DATASET ROWS.
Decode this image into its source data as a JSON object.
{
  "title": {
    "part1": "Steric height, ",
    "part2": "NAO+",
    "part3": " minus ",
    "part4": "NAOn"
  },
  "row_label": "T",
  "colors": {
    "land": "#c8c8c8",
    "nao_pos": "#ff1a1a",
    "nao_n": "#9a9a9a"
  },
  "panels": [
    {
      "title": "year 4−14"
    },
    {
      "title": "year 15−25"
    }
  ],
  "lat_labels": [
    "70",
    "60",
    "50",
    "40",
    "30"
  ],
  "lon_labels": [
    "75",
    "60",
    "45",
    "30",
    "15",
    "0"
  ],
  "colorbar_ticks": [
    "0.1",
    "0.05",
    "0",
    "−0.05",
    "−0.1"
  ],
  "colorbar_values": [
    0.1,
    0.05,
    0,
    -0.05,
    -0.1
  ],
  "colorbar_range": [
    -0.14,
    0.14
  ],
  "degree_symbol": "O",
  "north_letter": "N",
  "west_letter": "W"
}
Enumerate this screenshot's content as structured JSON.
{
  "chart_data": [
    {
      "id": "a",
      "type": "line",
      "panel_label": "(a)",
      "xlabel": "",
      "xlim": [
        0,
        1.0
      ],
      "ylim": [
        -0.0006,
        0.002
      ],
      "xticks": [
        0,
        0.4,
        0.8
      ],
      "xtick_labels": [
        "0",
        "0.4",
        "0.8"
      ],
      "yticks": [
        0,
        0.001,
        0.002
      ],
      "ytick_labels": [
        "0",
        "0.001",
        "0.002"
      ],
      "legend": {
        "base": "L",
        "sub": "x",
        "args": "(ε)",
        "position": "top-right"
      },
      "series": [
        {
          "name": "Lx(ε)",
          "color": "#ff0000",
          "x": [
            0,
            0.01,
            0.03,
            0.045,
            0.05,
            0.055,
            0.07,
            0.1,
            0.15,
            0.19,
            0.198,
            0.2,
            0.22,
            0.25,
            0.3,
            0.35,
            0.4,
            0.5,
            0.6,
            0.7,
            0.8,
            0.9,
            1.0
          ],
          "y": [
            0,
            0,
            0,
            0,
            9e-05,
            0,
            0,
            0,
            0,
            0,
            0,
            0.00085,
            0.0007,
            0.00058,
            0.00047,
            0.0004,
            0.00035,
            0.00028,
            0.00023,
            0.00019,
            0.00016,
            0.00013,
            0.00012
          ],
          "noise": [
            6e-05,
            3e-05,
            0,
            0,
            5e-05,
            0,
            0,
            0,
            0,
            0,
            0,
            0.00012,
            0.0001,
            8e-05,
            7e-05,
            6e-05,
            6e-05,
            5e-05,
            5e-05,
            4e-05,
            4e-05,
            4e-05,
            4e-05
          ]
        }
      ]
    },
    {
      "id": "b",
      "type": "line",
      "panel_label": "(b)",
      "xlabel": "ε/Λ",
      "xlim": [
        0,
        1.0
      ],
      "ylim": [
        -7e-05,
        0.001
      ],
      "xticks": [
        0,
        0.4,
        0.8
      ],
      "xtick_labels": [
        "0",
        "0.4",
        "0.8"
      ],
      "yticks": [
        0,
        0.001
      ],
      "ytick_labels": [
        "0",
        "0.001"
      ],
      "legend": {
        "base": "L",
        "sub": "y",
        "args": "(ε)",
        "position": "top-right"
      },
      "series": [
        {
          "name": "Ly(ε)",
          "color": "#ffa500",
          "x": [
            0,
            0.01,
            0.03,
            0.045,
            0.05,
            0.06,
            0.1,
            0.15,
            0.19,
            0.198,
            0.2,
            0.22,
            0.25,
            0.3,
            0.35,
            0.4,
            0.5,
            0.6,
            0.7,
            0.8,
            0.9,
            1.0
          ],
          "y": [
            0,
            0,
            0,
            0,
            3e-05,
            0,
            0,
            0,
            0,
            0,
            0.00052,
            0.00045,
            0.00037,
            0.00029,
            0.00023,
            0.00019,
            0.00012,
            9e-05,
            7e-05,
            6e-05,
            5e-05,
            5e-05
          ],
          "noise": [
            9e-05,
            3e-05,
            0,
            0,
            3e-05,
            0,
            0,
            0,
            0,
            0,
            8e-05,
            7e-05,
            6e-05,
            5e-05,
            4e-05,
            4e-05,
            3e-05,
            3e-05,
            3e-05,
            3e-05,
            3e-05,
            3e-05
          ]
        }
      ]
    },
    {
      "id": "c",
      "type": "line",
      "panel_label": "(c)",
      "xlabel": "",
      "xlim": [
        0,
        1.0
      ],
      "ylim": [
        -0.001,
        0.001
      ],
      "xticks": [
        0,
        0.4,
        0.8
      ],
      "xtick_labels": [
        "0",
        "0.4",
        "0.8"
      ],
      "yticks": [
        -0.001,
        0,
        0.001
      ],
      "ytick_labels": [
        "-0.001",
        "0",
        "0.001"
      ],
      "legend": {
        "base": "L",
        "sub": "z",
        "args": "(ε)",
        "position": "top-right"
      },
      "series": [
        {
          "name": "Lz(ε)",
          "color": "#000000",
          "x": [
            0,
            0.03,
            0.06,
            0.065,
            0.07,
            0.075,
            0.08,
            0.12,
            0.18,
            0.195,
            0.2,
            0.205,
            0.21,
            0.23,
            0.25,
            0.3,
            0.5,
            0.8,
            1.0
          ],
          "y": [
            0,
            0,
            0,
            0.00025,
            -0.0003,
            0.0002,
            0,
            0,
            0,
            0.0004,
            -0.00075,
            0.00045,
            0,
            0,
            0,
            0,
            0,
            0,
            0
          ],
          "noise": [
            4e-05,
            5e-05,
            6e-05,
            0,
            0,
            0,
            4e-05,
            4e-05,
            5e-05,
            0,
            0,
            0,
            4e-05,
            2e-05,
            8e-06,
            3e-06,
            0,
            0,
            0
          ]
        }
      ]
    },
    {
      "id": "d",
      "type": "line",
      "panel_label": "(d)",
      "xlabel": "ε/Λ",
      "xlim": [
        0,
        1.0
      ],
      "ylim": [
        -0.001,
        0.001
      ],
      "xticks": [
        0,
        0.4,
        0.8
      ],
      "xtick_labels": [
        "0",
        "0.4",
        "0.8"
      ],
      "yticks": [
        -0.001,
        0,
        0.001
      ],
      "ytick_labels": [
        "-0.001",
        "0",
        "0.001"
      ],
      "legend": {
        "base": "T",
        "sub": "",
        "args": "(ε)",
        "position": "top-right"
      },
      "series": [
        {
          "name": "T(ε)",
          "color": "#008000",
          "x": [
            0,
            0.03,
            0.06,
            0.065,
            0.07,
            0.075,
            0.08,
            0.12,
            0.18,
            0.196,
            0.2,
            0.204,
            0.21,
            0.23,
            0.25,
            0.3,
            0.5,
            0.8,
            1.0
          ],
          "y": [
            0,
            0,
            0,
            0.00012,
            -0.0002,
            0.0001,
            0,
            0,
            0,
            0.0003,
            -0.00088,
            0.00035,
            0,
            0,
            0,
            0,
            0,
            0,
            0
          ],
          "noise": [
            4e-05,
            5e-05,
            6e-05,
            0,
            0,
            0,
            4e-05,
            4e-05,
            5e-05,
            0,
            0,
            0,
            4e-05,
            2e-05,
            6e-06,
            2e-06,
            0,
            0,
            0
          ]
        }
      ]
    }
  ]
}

SHORT TASK.
Quote the data above in full, changing nothing.

FINAL ANSWER.
Decode this image into its source data as a JSON object.
{
  "title": {
    "part1": "Steric height, ",
    "part2": "NAO+",
    "part3": " minus ",
    "part4": "NAOn"
  },
  "row_label": "T",
  "colors": {
    "land": "#c8c8c8",
    "nao_pos": "#ff1a1a",
    "nao_n": "#9a9a9a"
  },
  "panels": [
    {
      "title": "year 4−14"
    },
    {
      "title": "year 15−25"
    }
  ],
  "lat_labels": [
    "70",
    "60",
    "50",
    "40",
    "30"
  ],
  "lon_labels": [
    "75",
    "60",
    "45",
    "30",
    "15",
    "0"
  ],
  "colorbar_ticks": [
    "0.1",
    "0.05",
    "0",
    "−0.05",
    "−0.1"
  ],
  "colorbar_values": [
    0.1,
    0.05,
    0,
    -0.05,
    -0.1
  ],
  "colorbar_range": [
    -0.14,
    0.14
  ],
  "degree_symbol": "O",
  "north_letter": "N",
  "west_letter": "W"
}
Enumerate this screenshot's content as structured JSON.
{
  "chart_data": [
    {
      "id": "a",
      "type": "line",
      "panel_label": "(a)",
      "xlabel": "",
      "xlim": [
        0,
        1.0
      ],
      "ylim": [
        -0.0006,
        0.002
      ],
      "xticks": [
        0,
        0.4,
        0.8
      ],
      "xtick_labels": [
        "0",
        "0.4",
        "0.8"
      ],
      "yticks": [
        0,
        0.001,
        0.002
      ],
      "ytick_labels": [
        "0",
        "0.001",
        "0.002"
      ],
      "legend": {
        "base": "L",
        "sub": "x",
        "args": "(ε)",
        "position": "top-right"
      },
      "series": [
        {
          "name": "Lx(ε)",
          "color": "#ff0000",
          "x": [
            0,
            0.01,
            0.03,
            0.045,
            0.05,
            0.055,
            0.07,
            0.1,
            0.15,
            0.19,
            0.198,
            0.2,
            0.22,
            0.25,
            0.3,
            0.35,
            0.4,
            0.5,
            0.6,
            0.7,
            0.8,
            0.9,
            1.0
          ],
          "y": [
            0,
            0,
            0,
            0,
            9e-05,
            0,
            0,
            0,
            0,
            0,
            0,
            0.00085,
            0.0007,
            0.00058,
            0.00047,
            0.0004,
            0.00035,
            0.00028,
            0.00023,
            0.00019,
            0.00016,
            0.00013,
            0.00012
          ],
          "noise": [
            6e-05,
            3e-05,
            0,
            0,
            5e-05,
            0,
            0,
            0,
            0,
            0,
            0,
            0.00012,
            0.0001,
            8e-05,
            7e-05,
            6e-05,
            6e-05,
            5e-05,
            5e-05,
            4e-05,
            4e-05,
            4e-05,
            4e-05
          ]
        }
      ]
    },
    {
      "id": "b",
      "type": "line",
      "panel_label": "(b)",
      "xlabel": "ε/Λ",
      "xlim": [
        0,
        1.0
      ],
      "ylim": [
        -7e-05,
        0.001
      ],
      "xticks": [
        0,
        0.4,
        0.8
      ],
      "xtick_labels": [
        "0",
        "0.4",
        "0.8"
      ],
      "yticks": [
        0,
        0.001
      ],
      "ytick_labels": [
        "0",
        "0.001"
      ],
      "legend": {
        "base": "L",
        "sub": "y",
        "args": "(ε)",
        "position": "top-right"
      },
      "series": [
        {
          "name": "Ly(ε)",
          "color": "#ffa500",
          "x": [
            0,
            0.01,
            0.03,
            0.045,
            0.05,
            0.06,
            0.1,
            0.15,
            0.19,
            0.198,
            0.2,
            0.22,
            0.25,
            0.3,
            0.35,
            0.4,
            0.5,
            0.6,
            0.7,
            0.8,
            0.9,
            1.0
          ],
          "y": [
            0,
            0,
            0,
            0,
            3e-05,
            0,
            0,
            0,
            0,
            0,
            0.00052,
            0.00045,
            0.00037,
            0.00029,
            0.00023,
            0.00019,
            0.00012,
            9e-05,
            7e-05,
            6e-05,
            5e-05,
            5e-05
          ],
          "noise": [
            9e-05,
            3e-05,
            0,
            0,
            3e-05,
            0,
            0,
            0,
            0,
            0,
            8e-05,
            7e-05,
            6e-05,
            5e-05,
            4e-05,
            4e-05,
            3e-05,
            3e-05,
            3e-05,
            3e-05,
            3e-05,
            3e-05
          ]
        }
      ]
    },
    {
      "id": "c",
      "type": "line",
      "panel_label": "(c)",
      "xlabel": "",
      "xlim": [
        0,
        1.0
      ],
      "ylim": [
        -0.001,
        0.001
      ],
      "xticks": [
        0,
        0.4,
        0.8
      ],
      "xtick_labels": [
        "0",
        "0.4",
        "0.8"
      ],
      "yticks": [
        -0.001,
        0,
        0.001
      ],
      "ytick_labels": [
        "-0.001",
        "0",
        "0.001"
      ],
      "legend": {
        "base": "L",
        "sub": "z",
        "args": "(ε)",
        "position": "top-right"
      },
      "series": [
        {
          "name": "Lz(ε)",
          "color": "#000000",
          "x": [
            0,
            0.03,
            0.06,
            0.065,
            0.07,
            0.075,
            0.08,
            0.12,
            0.18,
            0.195,
            0.2,
            0.205,
            0.21,
            0.23,
            0.25,
            0.3,
            0.5,
            0.8,
            1.0
          ],
          "y": [
            0,
            0,
            0,
            0.00025,
            -0.0003,
            0.0002,
            0,
            0,
            0,
            0.0004,
            -0.00075,
            0.00045,
            0,
            0,
            0,
            0,
            0,
            0,
            0
          ],
          "noise": [
            4e-05,
            5e-05,
            6e-05,
            0,
            0,
            0,
            4e-05,
            4e-05,
            5e-05,
            0,
            0,
            0,
            4e-05,
            2e-05,
            8e-06,
            3e-06,
            0,
            0,
            0
          ]
        }
      ]
    },
    {
      "id": "d",
      "type": "line",
      "panel_label": "(d)",
      "xlabel": "ε/Λ",
      "xlim": [
        0,
        1.0
      ],
      "ylim": [
        -0.001,
        0.001
      ],
      "xticks": [
        0,
        0.4,
        0.8
      ],
      "xtick_labels": [
        "0",
        "0.4",
        "0.8"
      ],
      "yticks": [
        -0.001,
        0,
        0.001
      ],
      "ytick_labels": [
        "-0.001",
        "0",
        "0.001"
      ],
      "legend": {
        "base": "T",
        "sub": "",
        "args": "(ε)",
        "position": "top-right"
      },
      "series": [
        {
          "name": "T(ε)",
          "color": "#008000",
          "x": [
            0,
            0.03,
            0.06,
            0.065,
            0.07,
            0.075,
            0.08,
            0.12,
            0.18,
            0.196,
            0.2,
            0.204,
            0.21,
            0.23,
            0.25,
            0.3,
            0.5,
            0.8,
            1.0
          ],
          "y": [
            0,
            0,
            0,
            0.00012,
            -0.0002,
            0.0001,
            0,
            0,
            0,
            0.0003,
            -0.00088,
            0.00035,
            0,
            0,
            0,
            0,
            0,
            0,
            0
          ],
          "noise": [
            4e-05,
            5e-05,
            6e-05,
            0,
            0,
            0,
            4e-05,
            4e-05,
            5e-05,
            0,
            0,
            0,
            4e-05,
            2e-05,
            6e-06,
            2e-06,
            0,
            0,
            0
          ]
        }
      ]
    }
  ]
}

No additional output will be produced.